═════ Input material ═════
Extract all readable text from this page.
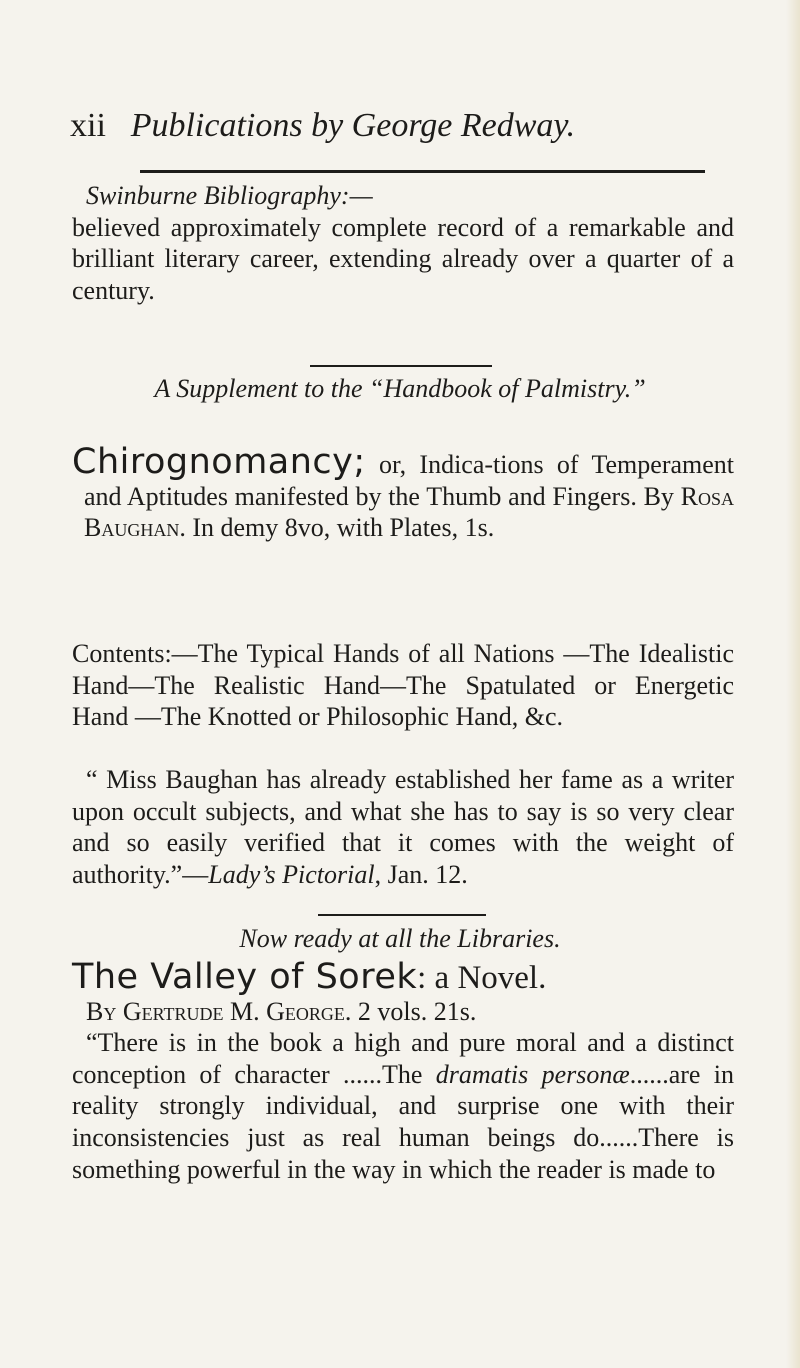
xii Publications by George Redway.
Swinburne Bibliography:—
believed approximately complete record of a remarkable and brilliant literary career, extending already over a quarter of a century.
A Supplement to the “Handbook of Palmistry.”
Chirognomancy; or, Indica-tions of Temperament and Aptitudes manifested by the Thumb and Fingers. By Rosa Baughan. In demy 8vo, with Plates, 1s.
Contents:—The Typical Hands of all Nations —The Idealistic Hand—The Realistic Hand—The Spatulated or Energetic Hand —The Knotted or Philosophic Hand, &c.
“ Miss Baughan has already established her fame as a writer upon occult subjects, and what she has to say is so very clear and so easily verified that it comes with the weight of authority.”—Lady’s Pictorial, Jan. 12.
Now ready at all the Libraries.
The Valley of Sorek: a Novel.
By Gertrude M. George. 2 vols. 21s.
“There is in the book a high and pure moral and a distinct conception of character ......The dramatis personæ......are in reality strongly individual, and surprise one with their inconsistencies just as real human beings do......There is something powerful in the way in which the reader is made to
═════
• Task brief: Pictures are to be left out; all else in the entries above is to be quoted exactly.

• Result of this task:
Extract all readable text from this page.
xii Publications by George Redway.
Swinburne Bibliography:—
believed approximately complete record of a remarkable and brilliant literary career, extending already over a quarter of a century.
A Supplement to the “Handbook of Palmistry.”
Chirognomancy; or, Indica-tions of Temperament and Aptitudes manifested by the Thumb and Fingers. By Rosa Baughan. In demy 8vo, with Plates, 1s.
Contents:—The Typical Hands of all Nations —The Idealistic Hand—The Realistic Hand—The Spatulated or Energetic Hand —The Knotted or Philosophic Hand, &c.
“ Miss Baughan has already established her fame as a writer upon occult subjects, and what she has to say is so very clear and so easily verified that it comes with the weight of authority.”—Lady’s Pictorial, Jan. 12.
Now ready at all the Libraries.
The Valley of Sorek: a Novel.
By Gertrude M. George. 2 vols. 21s.
“There is in the book a high and pure moral and a distinct conception of character ......The dramatis personæ......are in reality strongly individual, and surprise one with their inconsistencies just as real human beings do......There is something powerful in the way in which the reader is made to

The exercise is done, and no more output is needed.